Repeat the material below word for word and leave out all pictures.

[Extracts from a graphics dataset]
** Start **
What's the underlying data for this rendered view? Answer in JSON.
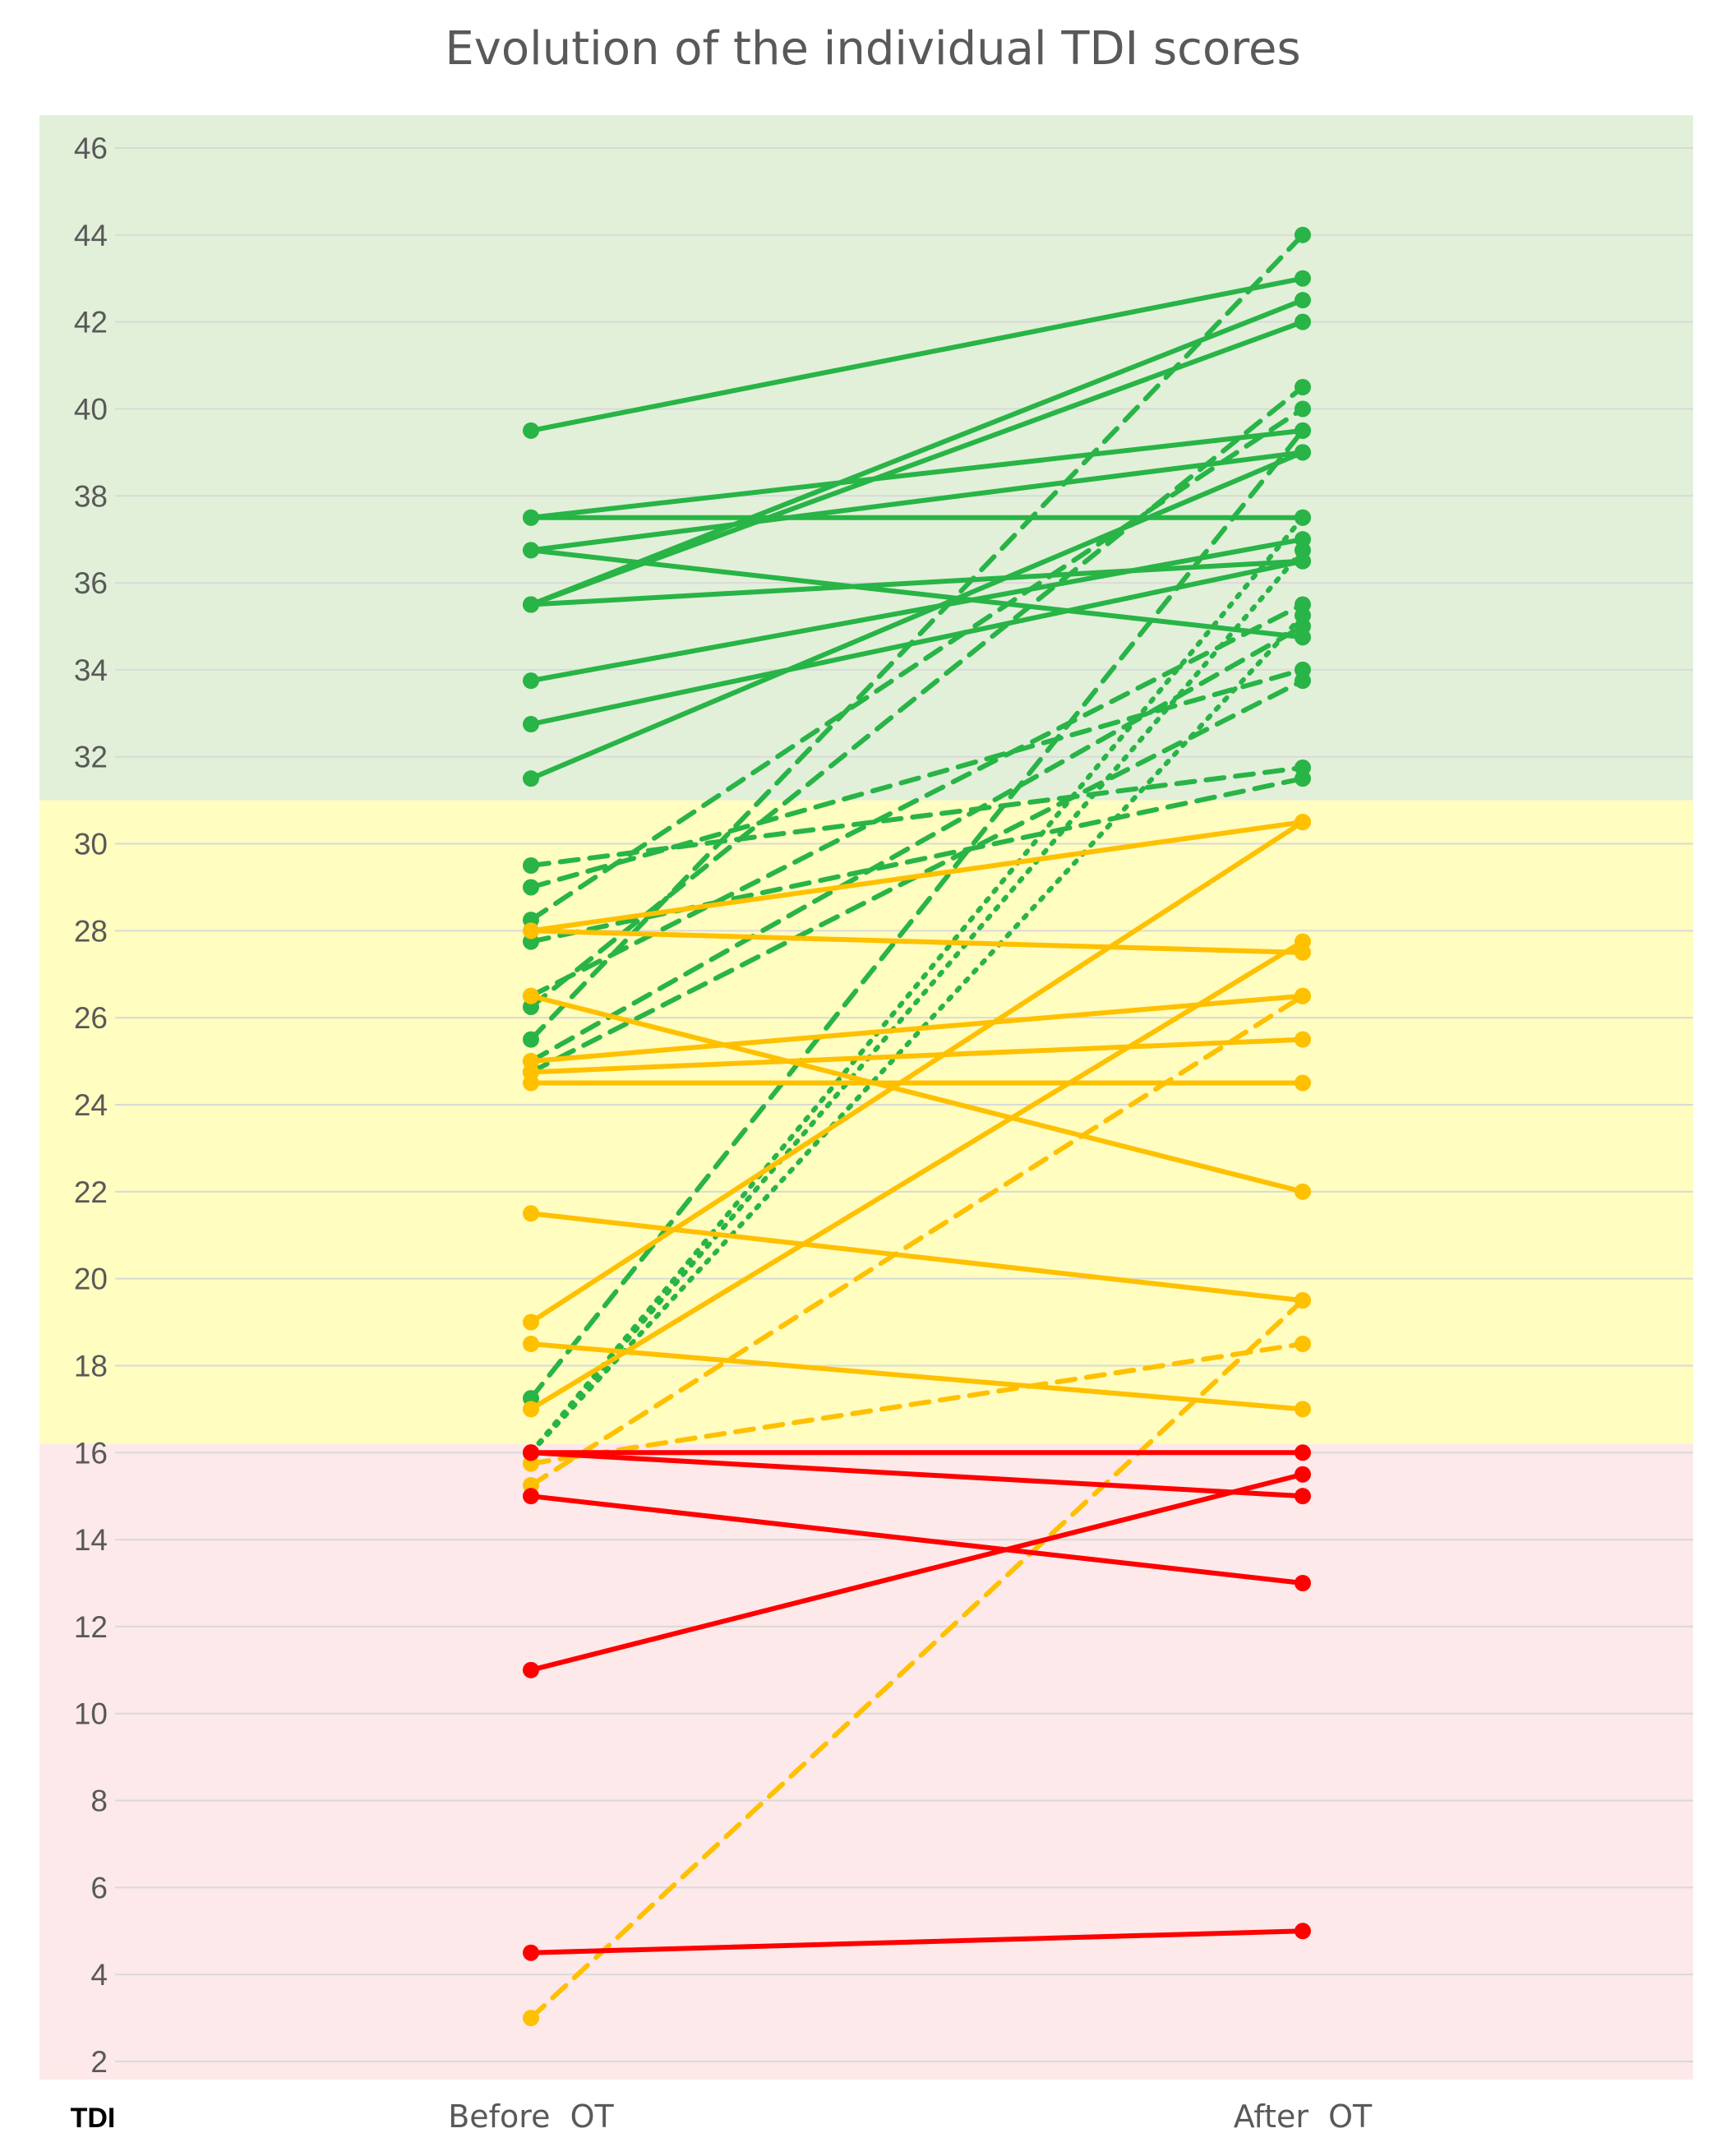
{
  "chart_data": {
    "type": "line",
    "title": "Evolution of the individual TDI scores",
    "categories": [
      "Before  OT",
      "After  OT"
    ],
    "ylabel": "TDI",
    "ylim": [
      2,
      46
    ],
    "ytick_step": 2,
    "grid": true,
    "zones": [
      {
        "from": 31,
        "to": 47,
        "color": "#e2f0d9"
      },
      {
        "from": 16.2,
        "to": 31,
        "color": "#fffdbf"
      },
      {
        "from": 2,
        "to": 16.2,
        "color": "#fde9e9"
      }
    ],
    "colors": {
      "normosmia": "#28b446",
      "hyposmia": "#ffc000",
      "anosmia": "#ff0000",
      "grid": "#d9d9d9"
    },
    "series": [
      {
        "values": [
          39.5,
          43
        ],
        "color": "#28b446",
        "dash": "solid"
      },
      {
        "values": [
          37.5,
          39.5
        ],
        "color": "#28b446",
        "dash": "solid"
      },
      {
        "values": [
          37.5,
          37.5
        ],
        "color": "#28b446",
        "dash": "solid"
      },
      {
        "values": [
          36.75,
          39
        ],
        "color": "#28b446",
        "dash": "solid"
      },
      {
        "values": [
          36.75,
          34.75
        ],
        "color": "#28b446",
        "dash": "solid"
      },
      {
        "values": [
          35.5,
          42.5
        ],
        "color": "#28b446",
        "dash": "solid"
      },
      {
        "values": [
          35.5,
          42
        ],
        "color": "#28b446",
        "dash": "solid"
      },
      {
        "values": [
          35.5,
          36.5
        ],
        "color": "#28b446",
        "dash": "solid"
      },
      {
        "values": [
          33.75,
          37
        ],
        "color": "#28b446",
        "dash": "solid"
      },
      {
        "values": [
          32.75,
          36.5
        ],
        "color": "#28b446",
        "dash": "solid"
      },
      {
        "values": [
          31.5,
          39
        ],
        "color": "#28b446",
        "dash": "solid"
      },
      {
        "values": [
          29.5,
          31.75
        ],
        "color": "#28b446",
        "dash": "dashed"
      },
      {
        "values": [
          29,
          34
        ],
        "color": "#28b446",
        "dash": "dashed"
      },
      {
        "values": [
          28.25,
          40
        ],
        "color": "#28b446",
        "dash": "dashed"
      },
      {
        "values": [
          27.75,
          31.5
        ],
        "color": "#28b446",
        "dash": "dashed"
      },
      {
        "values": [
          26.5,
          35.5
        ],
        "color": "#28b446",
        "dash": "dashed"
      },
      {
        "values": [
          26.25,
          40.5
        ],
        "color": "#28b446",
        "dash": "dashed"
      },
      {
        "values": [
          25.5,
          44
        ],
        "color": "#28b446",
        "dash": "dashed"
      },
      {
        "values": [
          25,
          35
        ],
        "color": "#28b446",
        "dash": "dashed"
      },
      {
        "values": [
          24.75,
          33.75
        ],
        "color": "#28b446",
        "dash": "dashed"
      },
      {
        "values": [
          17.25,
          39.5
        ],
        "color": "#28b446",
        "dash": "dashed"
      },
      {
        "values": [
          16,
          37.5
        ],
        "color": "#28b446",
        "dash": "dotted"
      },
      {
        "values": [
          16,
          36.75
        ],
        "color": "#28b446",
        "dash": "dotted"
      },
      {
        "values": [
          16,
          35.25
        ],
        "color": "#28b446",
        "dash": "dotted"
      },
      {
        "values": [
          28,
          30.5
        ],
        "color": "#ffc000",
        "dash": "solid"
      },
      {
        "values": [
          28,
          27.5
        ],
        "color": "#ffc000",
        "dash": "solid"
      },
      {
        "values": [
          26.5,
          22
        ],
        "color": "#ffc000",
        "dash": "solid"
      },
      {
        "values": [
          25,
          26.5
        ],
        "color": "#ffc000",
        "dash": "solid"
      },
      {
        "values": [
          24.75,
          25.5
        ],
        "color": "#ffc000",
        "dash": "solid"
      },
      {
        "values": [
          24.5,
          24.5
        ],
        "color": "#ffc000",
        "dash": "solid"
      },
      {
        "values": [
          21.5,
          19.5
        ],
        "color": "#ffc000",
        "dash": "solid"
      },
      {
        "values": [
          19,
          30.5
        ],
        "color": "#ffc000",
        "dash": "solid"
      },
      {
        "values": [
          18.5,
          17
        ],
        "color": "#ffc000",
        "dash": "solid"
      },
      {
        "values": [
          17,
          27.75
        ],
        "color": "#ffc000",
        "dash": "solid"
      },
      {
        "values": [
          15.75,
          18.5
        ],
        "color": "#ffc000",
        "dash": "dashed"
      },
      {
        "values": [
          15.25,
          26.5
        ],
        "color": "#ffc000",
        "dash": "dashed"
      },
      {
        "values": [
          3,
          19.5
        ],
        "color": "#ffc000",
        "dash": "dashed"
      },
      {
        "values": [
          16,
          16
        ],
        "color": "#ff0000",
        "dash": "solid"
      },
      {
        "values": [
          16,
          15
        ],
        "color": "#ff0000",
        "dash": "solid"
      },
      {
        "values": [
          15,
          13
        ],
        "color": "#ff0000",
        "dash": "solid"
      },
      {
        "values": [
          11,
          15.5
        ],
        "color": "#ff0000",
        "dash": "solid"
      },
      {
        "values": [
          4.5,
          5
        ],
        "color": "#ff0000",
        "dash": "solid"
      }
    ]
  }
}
** End **
**EXERCISE SOLUTION**
What's the underlying data for this rendered view? Answer in JSON.
{
  "chart_data": {
    "type": "line",
    "title": "Evolution of the individual TDI scores",
    "categories": [
      "Before  OT",
      "After  OT"
    ],
    "ylabel": "TDI",
    "ylim": [
      2,
      46
    ],
    "ytick_step": 2,
    "grid": true,
    "zones": [
      {
        "from": 31,
        "to": 47,
        "color": "#e2f0d9"
      },
      {
        "from": 16.2,
        "to": 31,
        "color": "#fffdbf"
      },
      {
        "from": 2,
        "to": 16.2,
        "color": "#fde9e9"
      }
    ],
    "colors": {
      "normosmia": "#28b446",
      "hyposmia": "#ffc000",
      "anosmia": "#ff0000",
      "grid": "#d9d9d9"
    },
    "series": [
      {
        "values": [
          39.5,
          43
        ],
        "color": "#28b446",
        "dash": "solid"
      },
      {
        "values": [
          37.5,
          39.5
        ],
        "color": "#28b446",
        "dash": "solid"
      },
      {
        "values": [
          37.5,
          37.5
        ],
        "color": "#28b446",
        "dash": "solid"
      },
      {
        "values": [
          36.75,
          39
        ],
        "color": "#28b446",
        "dash": "solid"
      },
      {
        "values": [
          36.75,
          34.75
        ],
        "color": "#28b446",
        "dash": "solid"
      },
      {
        "values": [
          35.5,
          42.5
        ],
        "color": "#28b446",
        "dash": "solid"
      },
      {
        "values": [
          35.5,
          42
        ],
        "color": "#28b446",
        "dash": "solid"
      },
      {
        "values": [
          35.5,
          36.5
        ],
        "color": "#28b446",
        "dash": "solid"
      },
      {
        "values": [
          33.75,
          37
        ],
        "color": "#28b446",
        "dash": "solid"
      },
      {
        "values": [
          32.75,
          36.5
        ],
        "color": "#28b446",
        "dash": "solid"
      },
      {
        "values": [
          31.5,
          39
        ],
        "color": "#28b446",
        "dash": "solid"
      },
      {
        "values": [
          29.5,
          31.75
        ],
        "color": "#28b446",
        "dash": "dashed"
      },
      {
        "values": [
          29,
          34
        ],
        "color": "#28b446",
        "dash": "dashed"
      },
      {
        "values": [
          28.25,
          40
        ],
        "color": "#28b446",
        "dash": "dashed"
      },
      {
        "values": [
          27.75,
          31.5
        ],
        "color": "#28b446",
        "dash": "dashed"
      },
      {
        "values": [
          26.5,
          35.5
        ],
        "color": "#28b446",
        "dash": "dashed"
      },
      {
        "values": [
          26.25,
          40.5
        ],
        "color": "#28b446",
        "dash": "dashed"
      },
      {
        "values": [
          25.5,
          44
        ],
        "color": "#28b446",
        "dash": "dashed"
      },
      {
        "values": [
          25,
          35
        ],
        "color": "#28b446",
        "dash": "dashed"
      },
      {
        "values": [
          24.75,
          33.75
        ],
        "color": "#28b446",
        "dash": "dashed"
      },
      {
        "values": [
          17.25,
          39.5
        ],
        "color": "#28b446",
        "dash": "dashed"
      },
      {
        "values": [
          16,
          37.5
        ],
        "color": "#28b446",
        "dash": "dotted"
      },
      {
        "values": [
          16,
          36.75
        ],
        "color": "#28b446",
        "dash": "dotted"
      },
      {
        "values": [
          16,
          35.25
        ],
        "color": "#28b446",
        "dash": "dotted"
      },
      {
        "values": [
          28,
          30.5
        ],
        "color": "#ffc000",
        "dash": "solid"
      },
      {
        "values": [
          28,
          27.5
        ],
        "color": "#ffc000",
        "dash": "solid"
      },
      {
        "values": [
          26.5,
          22
        ],
        "color": "#ffc000",
        "dash": "solid"
      },
      {
        "values": [
          25,
          26.5
        ],
        "color": "#ffc000",
        "dash": "solid"
      },
      {
        "values": [
          24.75,
          25.5
        ],
        "color": "#ffc000",
        "dash": "solid"
      },
      {
        "values": [
          24.5,
          24.5
        ],
        "color": "#ffc000",
        "dash": "solid"
      },
      {
        "values": [
          21.5,
          19.5
        ],
        "color": "#ffc000",
        "dash": "solid"
      },
      {
        "values": [
          19,
          30.5
        ],
        "color": "#ffc000",
        "dash": "solid"
      },
      {
        "values": [
          18.5,
          17
        ],
        "color": "#ffc000",
        "dash": "solid"
      },
      {
        "values": [
          17,
          27.75
        ],
        "color": "#ffc000",
        "dash": "solid"
      },
      {
        "values": [
          15.75,
          18.5
        ],
        "color": "#ffc000",
        "dash": "dashed"
      },
      {
        "values": [
          15.25,
          26.5
        ],
        "color": "#ffc000",
        "dash": "dashed"
      },
      {
        "values": [
          3,
          19.5
        ],
        "color": "#ffc000",
        "dash": "dashed"
      },
      {
        "values": [
          16,
          16
        ],
        "color": "#ff0000",
        "dash": "solid"
      },
      {
        "values": [
          16,
          15
        ],
        "color": "#ff0000",
        "dash": "solid"
      },
      {
        "values": [
          15,
          13
        ],
        "color": "#ff0000",
        "dash": "solid"
      },
      {
        "values": [
          11,
          15.5
        ],
        "color": "#ff0000",
        "dash": "solid"
      },
      {
        "values": [
          4.5,
          5
        ],
        "color": "#ff0000",
        "dash": "solid"
      }
    ]
  }
}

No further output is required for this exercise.